* **Input for this task**
######

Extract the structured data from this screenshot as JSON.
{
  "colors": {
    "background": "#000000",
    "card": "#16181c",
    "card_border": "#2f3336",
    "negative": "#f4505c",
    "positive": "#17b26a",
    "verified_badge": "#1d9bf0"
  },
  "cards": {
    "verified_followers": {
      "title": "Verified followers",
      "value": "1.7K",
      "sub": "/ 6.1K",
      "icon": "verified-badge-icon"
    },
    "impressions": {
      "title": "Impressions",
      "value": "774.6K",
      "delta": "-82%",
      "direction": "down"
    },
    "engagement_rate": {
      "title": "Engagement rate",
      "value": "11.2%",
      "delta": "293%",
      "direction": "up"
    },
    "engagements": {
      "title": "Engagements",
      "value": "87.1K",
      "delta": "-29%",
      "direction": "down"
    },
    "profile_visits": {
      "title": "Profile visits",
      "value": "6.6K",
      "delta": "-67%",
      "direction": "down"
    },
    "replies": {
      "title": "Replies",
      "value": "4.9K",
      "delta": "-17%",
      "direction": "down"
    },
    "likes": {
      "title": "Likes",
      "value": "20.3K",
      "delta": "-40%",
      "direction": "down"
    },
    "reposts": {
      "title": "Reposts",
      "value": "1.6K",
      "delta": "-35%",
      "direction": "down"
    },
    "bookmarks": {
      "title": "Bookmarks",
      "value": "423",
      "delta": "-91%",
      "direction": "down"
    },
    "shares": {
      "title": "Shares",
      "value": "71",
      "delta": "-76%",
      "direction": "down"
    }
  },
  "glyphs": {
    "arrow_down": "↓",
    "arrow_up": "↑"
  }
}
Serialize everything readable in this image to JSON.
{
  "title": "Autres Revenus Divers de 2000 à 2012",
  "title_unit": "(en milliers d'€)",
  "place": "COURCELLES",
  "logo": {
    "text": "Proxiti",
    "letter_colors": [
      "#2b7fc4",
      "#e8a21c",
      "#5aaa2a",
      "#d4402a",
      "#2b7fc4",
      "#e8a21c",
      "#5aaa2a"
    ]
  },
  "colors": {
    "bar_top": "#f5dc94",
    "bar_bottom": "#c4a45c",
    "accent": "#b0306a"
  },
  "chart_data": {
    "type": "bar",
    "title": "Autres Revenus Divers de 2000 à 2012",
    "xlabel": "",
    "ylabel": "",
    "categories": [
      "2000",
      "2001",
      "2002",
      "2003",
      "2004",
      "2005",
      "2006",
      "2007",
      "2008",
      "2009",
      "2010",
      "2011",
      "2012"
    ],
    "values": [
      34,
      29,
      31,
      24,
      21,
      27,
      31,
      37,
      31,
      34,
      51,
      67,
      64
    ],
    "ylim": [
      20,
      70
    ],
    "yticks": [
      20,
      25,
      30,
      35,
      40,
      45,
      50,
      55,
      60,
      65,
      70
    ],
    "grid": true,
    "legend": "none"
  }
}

######

* **Exercise description**
Return the full listing, character for character.

* **Output**
Extract the structured data from this screenshot as JSON.
{
  "colors": {
    "background": "#000000",
    "card": "#16181c",
    "card_border": "#2f3336",
    "negative": "#f4505c",
    "positive": "#17b26a",
    "verified_badge": "#1d9bf0"
  },
  "cards": {
    "verified_followers": {
      "title": "Verified followers",
      "value": "1.7K",
      "sub": "/ 6.1K",
      "icon": "verified-badge-icon"
    },
    "impressions": {
      "title": "Impressions",
      "value": "774.6K",
      "delta": "-82%",
      "direction": "down"
    },
    "engagement_rate": {
      "title": "Engagement rate",
      "value": "11.2%",
      "delta": "293%",
      "direction": "up"
    },
    "engagements": {
      "title": "Engagements",
      "value": "87.1K",
      "delta": "-29%",
      "direction": "down"
    },
    "profile_visits": {
      "title": "Profile visits",
      "value": "6.6K",
      "delta": "-67%",
      "direction": "down"
    },
    "replies": {
      "title": "Replies",
      "value": "4.9K",
      "delta": "-17%",
      "direction": "down"
    },
    "likes": {
      "title": "Likes",
      "value": "20.3K",
      "delta": "-40%",
      "direction": "down"
    },
    "reposts": {
      "title": "Reposts",
      "value": "1.6K",
      "delta": "-35%",
      "direction": "down"
    },
    "bookmarks": {
      "title": "Bookmarks",
      "value": "423",
      "delta": "-91%",
      "direction": "down"
    },
    "shares": {
      "title": "Shares",
      "value": "71",
      "delta": "-76%",
      "direction": "down"
    }
  },
  "glyphs": {
    "arrow_down": "↓",
    "arrow_up": "↑"
  }
}
Serialize everything readable in this image to JSON.
{
  "title": "Autres Revenus Divers de 2000 à 2012",
  "title_unit": "(en milliers d'€)",
  "place": "COURCELLES",
  "logo": {
    "text": "Proxiti",
    "letter_colors": [
      "#2b7fc4",
      "#e8a21c",
      "#5aaa2a",
      "#d4402a",
      "#2b7fc4",
      "#e8a21c",
      "#5aaa2a"
    ]
  },
  "colors": {
    "bar_top": "#f5dc94",
    "bar_bottom": "#c4a45c",
    "accent": "#b0306a"
  },
  "chart_data": {
    "type": "bar",
    "title": "Autres Revenus Divers de 2000 à 2012",
    "xlabel": "",
    "ylabel": "",
    "categories": [
      "2000",
      "2001",
      "2002",
      "2003",
      "2004",
      "2005",
      "2006",
      "2007",
      "2008",
      "2009",
      "2010",
      "2011",
      "2012"
    ],
    "values": [
      34,
      29,
      31,
      24,
      21,
      27,
      31,
      37,
      31,
      34,
      51,
      67,
      64
    ],
    "ylim": [
      20,
      70
    ],
    "yticks": [
      20,
      25,
      30,
      35,
      40,
      45,
      50,
      55,
      60,
      65,
      70
    ],
    "grid": true,
    "legend": "none"
  }
}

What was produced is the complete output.